EXTRACTED ENTRIES →
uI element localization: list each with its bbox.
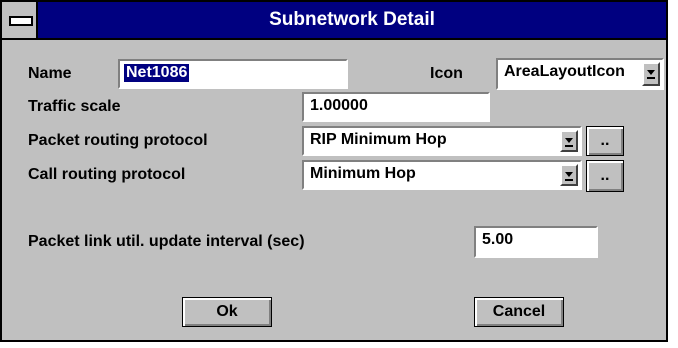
cancel-button[interactable]: Cancel bbox=[474, 297, 564, 327]
dropdown-arrow-icon[interactable] bbox=[642, 62, 660, 86]
name-label: Name bbox=[28, 65, 72, 82]
name-field[interactable]: Net1086 bbox=[118, 59, 348, 89]
call-routing-browse-button[interactable]: .. bbox=[586, 160, 624, 192]
traffic-scale-label: Traffic scale bbox=[28, 98, 121, 115]
packet-routing-value: RIP Minimum Hop bbox=[310, 131, 447, 148]
traffic-scale-field[interactable]: 1.00000 bbox=[302, 92, 490, 122]
call-routing-label: Call routing protocol bbox=[28, 166, 186, 183]
packet-routing-select[interactable]: RIP Minimum Hop bbox=[302, 126, 582, 156]
title-bar: Subnetwork Detail bbox=[2, 2, 666, 40]
packet-link-interval-value: 5.00 bbox=[482, 231, 514, 248]
packet-link-interval-label: Packet link util. update interval (sec) bbox=[28, 233, 305, 250]
subnetwork-detail-dialog: Subnetwork Detail Name Net1086 Icon Area… bbox=[0, 0, 668, 342]
packet-routing-label: Packet routing protocol bbox=[28, 132, 208, 149]
dropdown-arrow-icon[interactable] bbox=[560, 164, 578, 186]
icon-label: Icon bbox=[430, 65, 463, 82]
icon-select[interactable]: AreaLayoutIcon bbox=[496, 58, 664, 90]
name-value: Net1086 bbox=[124, 64, 190, 82]
call-routing-value: Minimum Hop bbox=[310, 165, 416, 182]
dialog-title: Subnetwork Detail bbox=[269, 9, 435, 30]
ok-button[interactable]: Ok bbox=[182, 297, 272, 327]
dropdown-arrow-icon[interactable] bbox=[560, 130, 578, 152]
call-routing-select[interactable]: Minimum Hop bbox=[302, 160, 582, 190]
packet-routing-browse-button[interactable]: .. bbox=[586, 126, 624, 156]
traffic-scale-value: 1.00000 bbox=[310, 97, 368, 114]
system-menu-icon[interactable] bbox=[2, 2, 38, 38]
packet-link-interval-field[interactable]: 5.00 bbox=[474, 226, 598, 258]
icon-select-value: AreaLayoutIcon bbox=[504, 63, 625, 80]
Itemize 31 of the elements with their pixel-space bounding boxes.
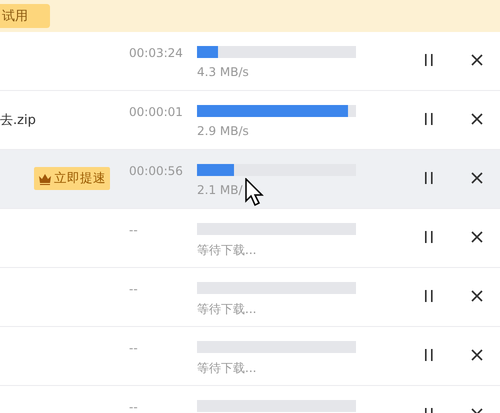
remaining-time: 00:00:01 [129, 106, 184, 118]
remaining-time: -- [129, 283, 139, 295]
file-name: 去.zip [0, 112, 36, 128]
close-icon [471, 54, 483, 66]
pause-icon [424, 349, 434, 361]
close-icon [471, 349, 483, 361]
close-icon [471, 113, 483, 125]
boost-button[interactable]: 立即提速 [34, 167, 110, 190]
pause-icon [424, 290, 434, 302]
remaining-time: 00:03:24 [129, 47, 184, 59]
download-status: 2.9 MB/s [197, 124, 250, 138]
remaining-time: 00:00:56 [129, 165, 184, 177]
pause-icon [424, 54, 434, 66]
close-icon [471, 290, 483, 302]
mouse-cursor-icon [245, 178, 265, 208]
pause-icon [424, 172, 434, 184]
crown-icon [38, 172, 52, 184]
download-row[interactable]: 立即提速 00:00:56 2.1 MB/ [0, 150, 500, 209]
remaining-time: -- [129, 401, 139, 413]
download-status: 等待下载... [197, 301, 258, 318]
remaining-time: -- [129, 342, 139, 354]
download-status: 4.3 MB/s [197, 65, 250, 79]
pause-icon [424, 113, 434, 125]
download-status: 2.1 MB/ [197, 183, 244, 197]
trial-button[interactable]: 试用 [0, 4, 50, 28]
download-status: 等待下载... [197, 360, 258, 377]
pause-icon [424, 231, 434, 243]
remaining-time: -- [129, 224, 139, 236]
close-icon [471, 172, 483, 184]
download-status: 等待下载... [197, 242, 258, 259]
close-icon [471, 231, 483, 243]
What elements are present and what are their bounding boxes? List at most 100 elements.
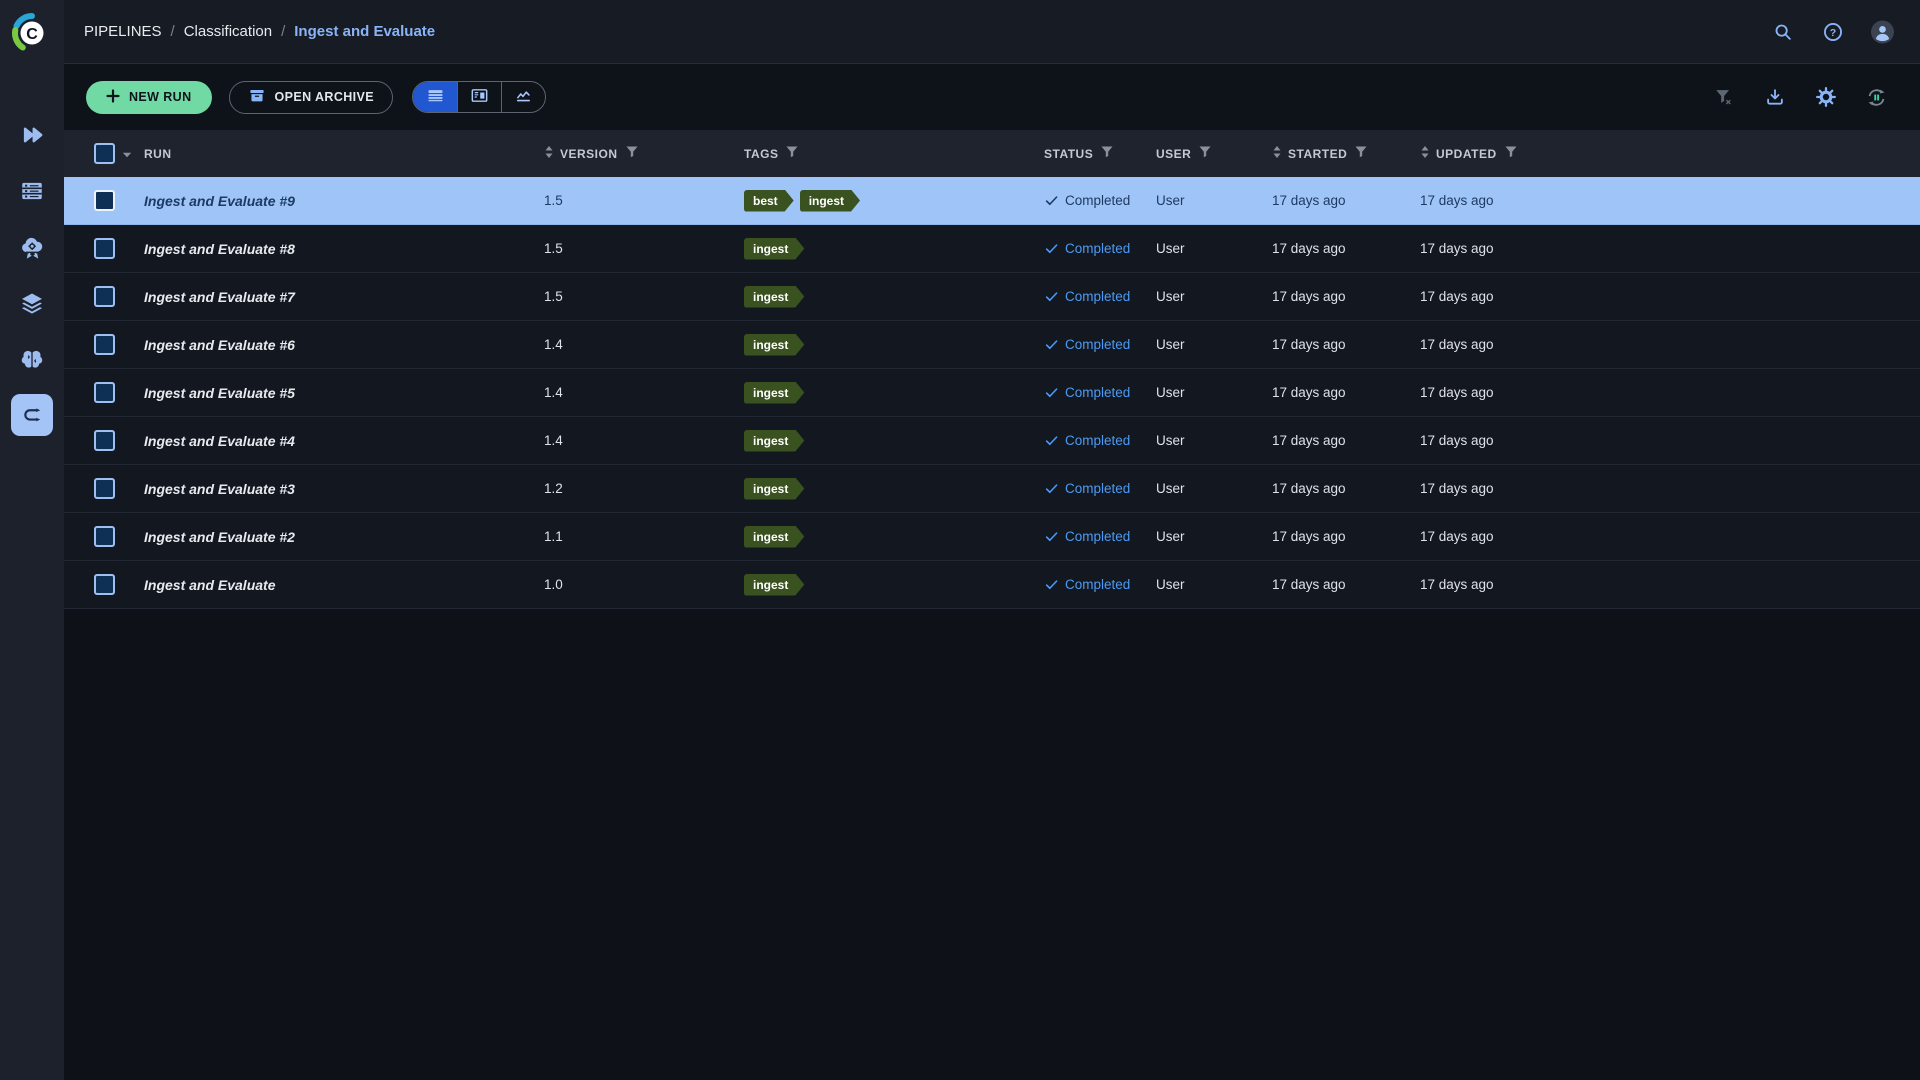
run-version: 1.2 — [536, 481, 736, 496]
run-name-link[interactable]: Ingest and Evaluate #6 — [144, 337, 295, 353]
table-row[interactable]: Ingest and Evaluate #91.5bestingestCompl… — [64, 177, 1920, 225]
run-name-cell: Ingest and Evaluate #8 — [136, 241, 536, 257]
sidebar-item-datasets[interactable] — [11, 282, 53, 324]
tag-badge: best — [744, 190, 794, 212]
filter-funnel-icon[interactable] — [1505, 146, 1517, 161]
run-status-label: Completed — [1065, 433, 1130, 448]
column-header-updated[interactable]: UPDATED — [1412, 130, 1920, 177]
workers-queues-icon — [19, 178, 45, 204]
table-row[interactable]: Ingest and Evaluate #61.4ingestCompleted… — [64, 321, 1920, 369]
sort-icon[interactable] — [1272, 145, 1282, 162]
row-checkbox[interactable] — [94, 574, 115, 595]
tag-badge: ingest — [744, 286, 804, 308]
breadcrumb-separator: / — [281, 23, 285, 40]
table-row[interactable]: Ingest and Evaluate #51.4ingestCompleted… — [64, 369, 1920, 417]
download-icon[interactable] — [1763, 86, 1786, 109]
completed-check-icon — [1044, 337, 1059, 352]
run-name-cell: Ingest and Evaluate #5 — [136, 385, 536, 401]
run-user: User — [1148, 481, 1264, 496]
search-icon[interactable] — [1771, 20, 1794, 43]
run-updated: 17 days ago — [1412, 289, 1920, 304]
row-checkbox[interactable] — [94, 526, 115, 547]
row-checkbox[interactable] — [94, 334, 115, 355]
run-name-link[interactable]: Ingest and Evaluate — [144, 577, 275, 593]
run-name-cell: Ingest and Evaluate #3 — [136, 481, 536, 497]
metrics-view-button[interactable] — [501, 82, 545, 112]
run-status: Completed — [1036, 577, 1148, 592]
tag-badge: ingest — [744, 430, 804, 452]
run-status-label: Completed — [1065, 337, 1130, 352]
filter-funnel-icon[interactable] — [1199, 146, 1211, 161]
row-checkbox[interactable] — [94, 286, 115, 307]
run-name-link[interactable]: Ingest and Evaluate #7 — [144, 289, 295, 305]
row-checkbox[interactable] — [94, 382, 115, 403]
table-view-button[interactable] — [413, 82, 457, 112]
completed-check-icon — [1044, 529, 1059, 544]
column-header-version[interactable]: VERSION — [536, 130, 736, 177]
run-status: Completed — [1036, 481, 1148, 496]
breadcrumb-section[interactable]: PIPELINES — [84, 23, 162, 40]
sidebar-item-models[interactable] — [11, 338, 53, 380]
row-checkbox[interactable] — [94, 238, 115, 259]
sidebar-item-data-processing[interactable] — [11, 226, 53, 268]
filter-funnel-icon[interactable] — [626, 146, 638, 161]
help-icon[interactable]: ? — [1821, 20, 1844, 43]
run-updated: 17 days ago — [1412, 337, 1920, 352]
table-row[interactable]: Ingest and Evaluate #21.1ingestCompleted… — [64, 513, 1920, 561]
row-checkbox[interactable] — [94, 478, 115, 499]
column-header-tags[interactable]: TAGS — [736, 130, 1036, 177]
settings-gear-icon[interactable] — [1814, 86, 1837, 109]
metrics-chart-icon — [513, 85, 534, 109]
table-row[interactable]: Ingest and Evaluate #41.4ingestCompleted… — [64, 417, 1920, 465]
user-avatar[interactable] — [1871, 20, 1894, 43]
clear-filters-icon[interactable] — [1712, 86, 1735, 109]
run-name-link[interactable]: Ingest and Evaluate #9 — [144, 193, 295, 209]
run-started: 17 days ago — [1264, 433, 1412, 448]
sort-icon[interactable] — [1420, 145, 1430, 162]
new-run-button[interactable]: NEW RUN — [86, 81, 212, 114]
column-label-status: STATUS — [1044, 147, 1093, 161]
sidebar-item-projects[interactable] — [11, 114, 53, 156]
table-row[interactable]: Ingest and Evaluate1.0ingestCompletedUse… — [64, 561, 1920, 609]
select-menu-caret-icon[interactable] — [122, 147, 132, 161]
row-checkbox[interactable] — [94, 430, 115, 451]
column-header-user[interactable]: USER — [1148, 130, 1264, 177]
tag-badge: ingest — [744, 526, 804, 548]
filter-funnel-icon[interactable] — [786, 146, 798, 161]
tag-badge: ingest — [744, 478, 804, 500]
clearml-logo[interactable]: C — [11, 12, 53, 59]
open-archive-button[interactable]: OPEN ARCHIVE — [229, 81, 394, 114]
filter-funnel-icon[interactable] — [1101, 146, 1113, 161]
select-all-checkbox[interactable] — [94, 143, 115, 164]
archive-icon — [248, 87, 266, 108]
run-started: 17 days ago — [1264, 481, 1412, 496]
breadcrumb-project[interactable]: Classification — [184, 23, 272, 40]
auto-refresh-icon[interactable] — [1865, 86, 1888, 109]
breadcrumb-current-page: Ingest and Evaluate — [294, 23, 435, 40]
run-name-link[interactable]: Ingest and Evaluate #5 — [144, 385, 295, 401]
svg-text:C: C — [26, 26, 38, 43]
run-name-link[interactable]: Ingest and Evaluate #4 — [144, 433, 295, 449]
run-name-link[interactable]: Ingest and Evaluate #3 — [144, 481, 295, 497]
run-started: 17 days ago — [1264, 385, 1412, 400]
completed-check-icon — [1044, 193, 1059, 208]
column-header-status[interactable]: STATUS — [1036, 130, 1148, 177]
filter-funnel-icon[interactable] — [1355, 146, 1367, 161]
table-row[interactable]: Ingest and Evaluate #81.5ingestCompleted… — [64, 225, 1920, 273]
sidebar-item-pipelines[interactable] — [11, 394, 53, 436]
row-select-cell — [64, 430, 136, 451]
table-row[interactable]: Ingest and Evaluate #3 1.2 ingest Completed… — [64, 465, 1920, 513]
tag-badge: ingest — [744, 334, 804, 356]
table-row[interactable]: Ingest and Evaluate #71.5ingestCompleted… — [64, 273, 1920, 321]
completed-check-icon — [1044, 385, 1059, 400]
run-name-link[interactable]: Ingest and Evaluate #8 — [144, 241, 295, 257]
column-label-updated: UPDATED — [1436, 147, 1497, 161]
sort-icon[interactable] — [544, 145, 554, 162]
sidebar-item-workers-queues[interactable] — [11, 170, 53, 212]
breadcrumb-separator: / — [171, 23, 175, 40]
run-version: 1.5 — [536, 289, 736, 304]
column-header-started[interactable]: STARTED — [1264, 130, 1412, 177]
detail-view-button[interactable] — [457, 82, 501, 112]
row-checkbox[interactable] — [94, 190, 115, 211]
run-name-link[interactable]: Ingest and Evaluate #2 — [144, 529, 295, 545]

WHAT NEEDS TO BE DONE → Print the stretch of lines from the one containing "run-version: 1.2 — [536, 481, 736, 496]" through the one containing "tag-badge: best — [744, 190, 794, 212]", reproducing each line without changes.

SOLUTION TO THIS TASK →
run-version: 1.2 — [536, 481, 736, 496]
run-name-link[interactable]: Ingest and Evaluate #6 — [144, 337, 295, 353]
table-row[interactable]: Ingest and Evaluate #91.5bestingestCompl… — [64, 177, 1920, 225]
run-name-cell: Ingest and Evaluate #8 — [136, 241, 536, 257]
sidebar-item-datasets[interactable] — [11, 282, 53, 324]
tag-badge: best — [744, 190, 794, 212]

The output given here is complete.